## Goal
Find the lines that hold the word "Settings" and return them.

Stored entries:
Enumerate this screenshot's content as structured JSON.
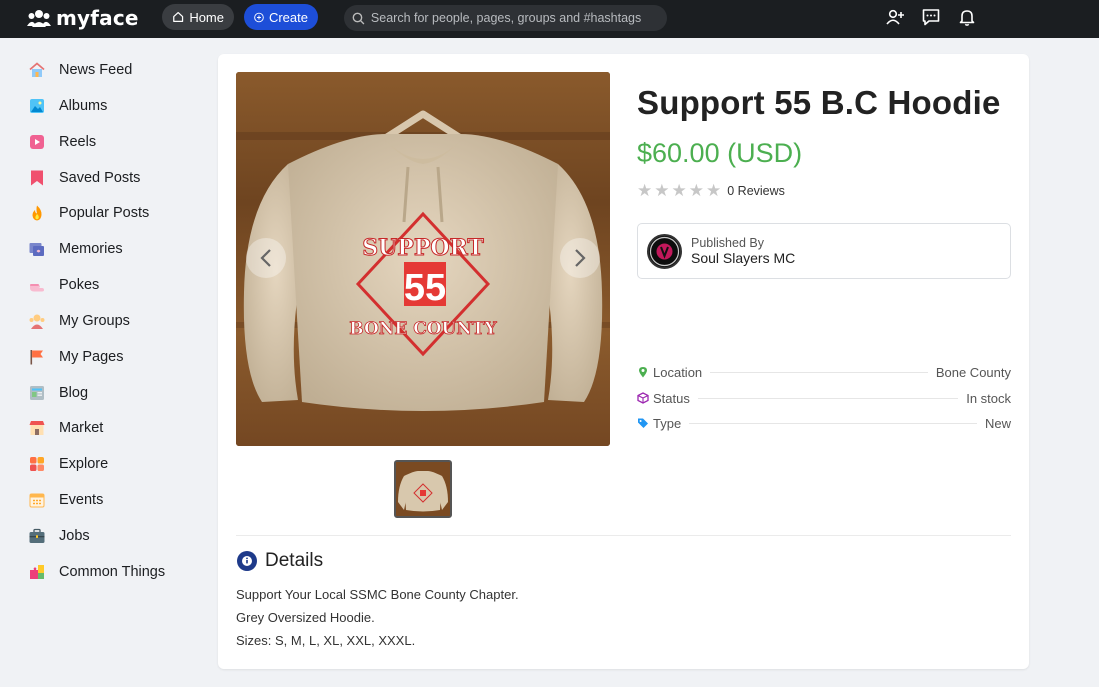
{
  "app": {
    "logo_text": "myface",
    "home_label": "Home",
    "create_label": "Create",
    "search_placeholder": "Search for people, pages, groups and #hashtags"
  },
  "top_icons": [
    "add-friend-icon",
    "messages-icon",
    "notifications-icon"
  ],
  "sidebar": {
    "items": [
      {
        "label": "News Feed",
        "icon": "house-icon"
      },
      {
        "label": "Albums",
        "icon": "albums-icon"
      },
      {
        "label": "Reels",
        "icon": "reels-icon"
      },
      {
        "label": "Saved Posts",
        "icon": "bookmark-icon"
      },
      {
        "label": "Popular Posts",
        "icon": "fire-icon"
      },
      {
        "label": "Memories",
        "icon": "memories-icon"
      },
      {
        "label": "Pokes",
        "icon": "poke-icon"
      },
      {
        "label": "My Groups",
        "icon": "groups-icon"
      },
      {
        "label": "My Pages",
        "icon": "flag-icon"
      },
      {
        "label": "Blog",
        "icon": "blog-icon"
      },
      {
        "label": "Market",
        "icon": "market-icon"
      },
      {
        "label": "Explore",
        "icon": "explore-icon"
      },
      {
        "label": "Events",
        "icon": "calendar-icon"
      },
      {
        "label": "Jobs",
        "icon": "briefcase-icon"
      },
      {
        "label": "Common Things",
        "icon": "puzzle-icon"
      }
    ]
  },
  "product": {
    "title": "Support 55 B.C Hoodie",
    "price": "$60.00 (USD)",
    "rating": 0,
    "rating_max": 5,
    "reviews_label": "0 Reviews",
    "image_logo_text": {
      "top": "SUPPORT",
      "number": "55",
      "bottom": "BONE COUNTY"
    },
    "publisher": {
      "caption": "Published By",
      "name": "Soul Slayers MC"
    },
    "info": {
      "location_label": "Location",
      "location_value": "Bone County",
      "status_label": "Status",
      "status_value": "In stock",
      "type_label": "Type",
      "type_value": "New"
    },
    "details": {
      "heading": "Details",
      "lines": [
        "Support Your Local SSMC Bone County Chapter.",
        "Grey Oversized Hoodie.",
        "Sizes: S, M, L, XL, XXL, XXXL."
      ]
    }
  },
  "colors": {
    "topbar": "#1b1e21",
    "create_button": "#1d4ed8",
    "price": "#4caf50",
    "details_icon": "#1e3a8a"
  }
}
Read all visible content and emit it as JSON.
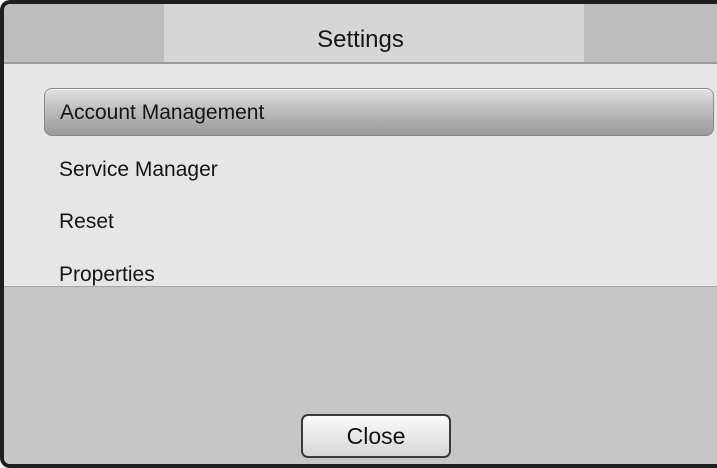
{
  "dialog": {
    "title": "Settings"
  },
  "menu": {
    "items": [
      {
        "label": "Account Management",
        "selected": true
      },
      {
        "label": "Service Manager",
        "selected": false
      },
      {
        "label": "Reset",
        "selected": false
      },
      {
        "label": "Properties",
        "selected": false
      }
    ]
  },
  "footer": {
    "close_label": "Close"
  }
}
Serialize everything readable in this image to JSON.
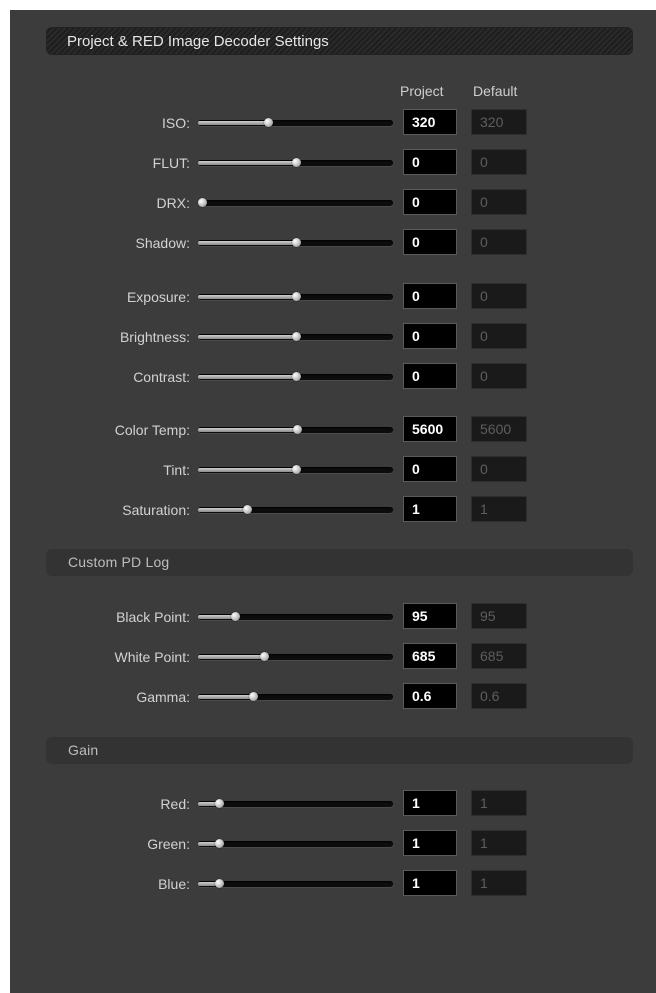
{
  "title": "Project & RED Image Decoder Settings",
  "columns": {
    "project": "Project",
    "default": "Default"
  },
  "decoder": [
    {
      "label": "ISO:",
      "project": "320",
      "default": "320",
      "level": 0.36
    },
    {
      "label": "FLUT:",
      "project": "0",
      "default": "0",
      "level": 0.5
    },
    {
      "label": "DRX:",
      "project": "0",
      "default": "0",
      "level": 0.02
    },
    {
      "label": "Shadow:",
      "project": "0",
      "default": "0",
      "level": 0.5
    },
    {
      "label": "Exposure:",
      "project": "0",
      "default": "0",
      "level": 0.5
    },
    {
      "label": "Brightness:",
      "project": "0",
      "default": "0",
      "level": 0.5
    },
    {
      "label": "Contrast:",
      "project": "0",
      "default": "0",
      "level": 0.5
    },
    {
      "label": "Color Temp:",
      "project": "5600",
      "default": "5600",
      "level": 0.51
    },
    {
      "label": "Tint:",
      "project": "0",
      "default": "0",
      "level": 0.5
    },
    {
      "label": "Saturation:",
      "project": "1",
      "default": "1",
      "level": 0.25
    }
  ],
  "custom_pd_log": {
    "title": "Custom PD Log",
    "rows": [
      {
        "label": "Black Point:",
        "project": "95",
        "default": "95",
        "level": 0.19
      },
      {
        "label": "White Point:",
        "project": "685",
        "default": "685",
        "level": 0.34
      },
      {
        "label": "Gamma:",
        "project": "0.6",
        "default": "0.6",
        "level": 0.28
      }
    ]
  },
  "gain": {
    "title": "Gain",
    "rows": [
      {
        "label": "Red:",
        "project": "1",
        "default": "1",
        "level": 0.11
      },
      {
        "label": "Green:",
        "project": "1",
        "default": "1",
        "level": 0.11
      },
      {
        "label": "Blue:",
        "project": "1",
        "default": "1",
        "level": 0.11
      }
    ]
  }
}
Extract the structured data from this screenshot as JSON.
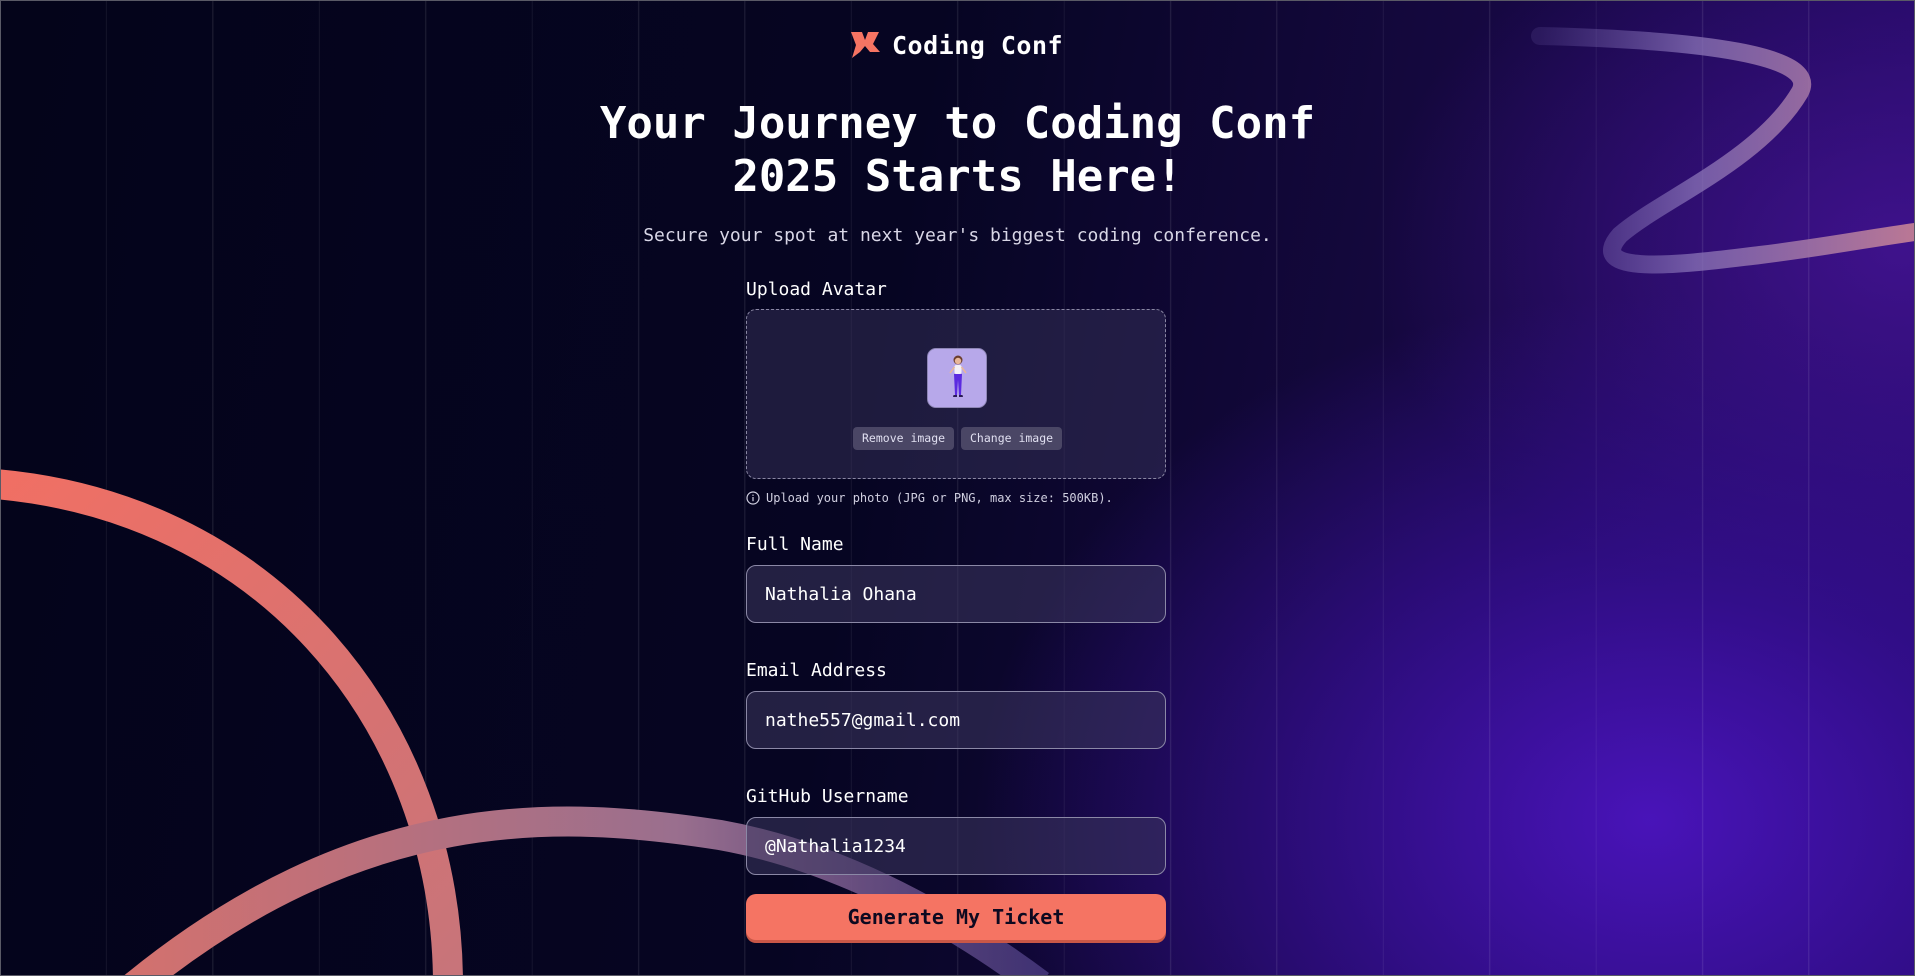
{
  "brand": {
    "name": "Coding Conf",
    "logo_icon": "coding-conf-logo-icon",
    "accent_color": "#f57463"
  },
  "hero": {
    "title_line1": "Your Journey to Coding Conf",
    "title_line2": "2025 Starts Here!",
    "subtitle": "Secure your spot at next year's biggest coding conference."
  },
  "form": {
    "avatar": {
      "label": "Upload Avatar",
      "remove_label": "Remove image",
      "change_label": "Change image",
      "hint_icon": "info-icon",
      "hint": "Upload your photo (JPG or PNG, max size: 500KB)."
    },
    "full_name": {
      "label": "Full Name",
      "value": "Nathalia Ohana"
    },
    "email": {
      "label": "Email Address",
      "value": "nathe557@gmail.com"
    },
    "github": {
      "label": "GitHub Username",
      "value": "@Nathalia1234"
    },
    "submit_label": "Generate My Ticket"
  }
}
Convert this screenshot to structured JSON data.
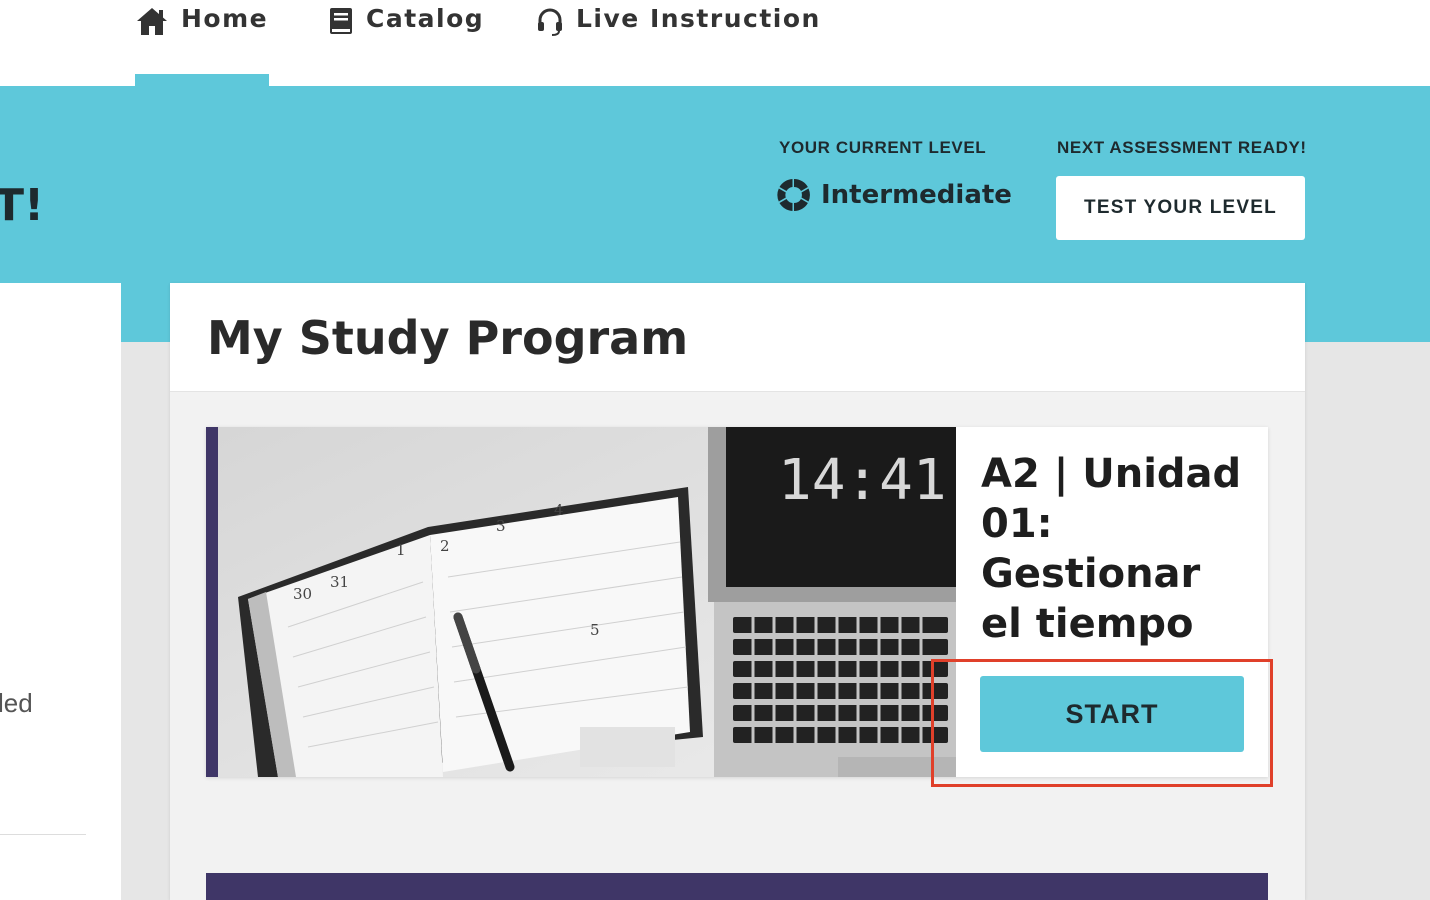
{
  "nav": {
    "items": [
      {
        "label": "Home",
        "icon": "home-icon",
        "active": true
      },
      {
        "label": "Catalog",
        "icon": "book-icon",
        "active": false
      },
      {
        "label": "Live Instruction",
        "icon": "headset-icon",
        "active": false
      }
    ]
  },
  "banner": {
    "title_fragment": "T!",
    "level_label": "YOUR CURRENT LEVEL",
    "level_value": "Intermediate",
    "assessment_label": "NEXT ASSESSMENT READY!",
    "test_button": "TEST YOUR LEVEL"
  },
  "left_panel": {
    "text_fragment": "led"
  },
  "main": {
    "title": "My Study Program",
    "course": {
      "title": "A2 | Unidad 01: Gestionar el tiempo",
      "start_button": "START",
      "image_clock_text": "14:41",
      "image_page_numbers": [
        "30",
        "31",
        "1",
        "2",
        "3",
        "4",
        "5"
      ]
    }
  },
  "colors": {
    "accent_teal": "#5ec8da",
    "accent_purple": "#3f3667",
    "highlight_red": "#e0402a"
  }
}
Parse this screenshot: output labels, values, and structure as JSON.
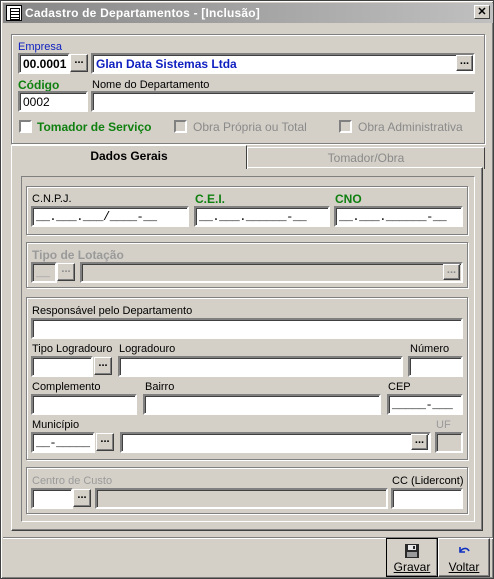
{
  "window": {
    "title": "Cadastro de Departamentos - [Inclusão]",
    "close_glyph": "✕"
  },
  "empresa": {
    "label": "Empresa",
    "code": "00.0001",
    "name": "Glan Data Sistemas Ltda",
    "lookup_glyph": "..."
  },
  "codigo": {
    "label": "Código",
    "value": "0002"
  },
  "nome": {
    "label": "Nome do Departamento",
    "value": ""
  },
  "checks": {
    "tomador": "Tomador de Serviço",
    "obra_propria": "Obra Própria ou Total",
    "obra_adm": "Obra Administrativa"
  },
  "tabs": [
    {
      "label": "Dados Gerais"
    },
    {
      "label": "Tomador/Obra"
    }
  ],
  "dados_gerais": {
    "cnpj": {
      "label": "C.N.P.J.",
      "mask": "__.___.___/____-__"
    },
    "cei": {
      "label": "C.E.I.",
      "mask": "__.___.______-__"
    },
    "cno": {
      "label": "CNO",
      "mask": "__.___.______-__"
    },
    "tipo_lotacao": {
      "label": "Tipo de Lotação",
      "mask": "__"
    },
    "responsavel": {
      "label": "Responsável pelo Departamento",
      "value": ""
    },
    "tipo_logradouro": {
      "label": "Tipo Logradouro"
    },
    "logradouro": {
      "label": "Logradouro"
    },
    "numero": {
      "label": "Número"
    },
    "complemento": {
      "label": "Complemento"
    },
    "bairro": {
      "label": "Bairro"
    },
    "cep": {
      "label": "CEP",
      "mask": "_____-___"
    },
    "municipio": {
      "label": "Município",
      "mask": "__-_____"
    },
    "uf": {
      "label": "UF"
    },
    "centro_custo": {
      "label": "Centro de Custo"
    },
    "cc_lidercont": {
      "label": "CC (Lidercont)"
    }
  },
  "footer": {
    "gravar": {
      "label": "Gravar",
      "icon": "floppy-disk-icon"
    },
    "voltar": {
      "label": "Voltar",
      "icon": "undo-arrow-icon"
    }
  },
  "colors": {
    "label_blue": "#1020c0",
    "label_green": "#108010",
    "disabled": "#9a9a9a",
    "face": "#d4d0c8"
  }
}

## The response
    "title": "Settings"
  "title": "Project & RED Image Decoder Settings",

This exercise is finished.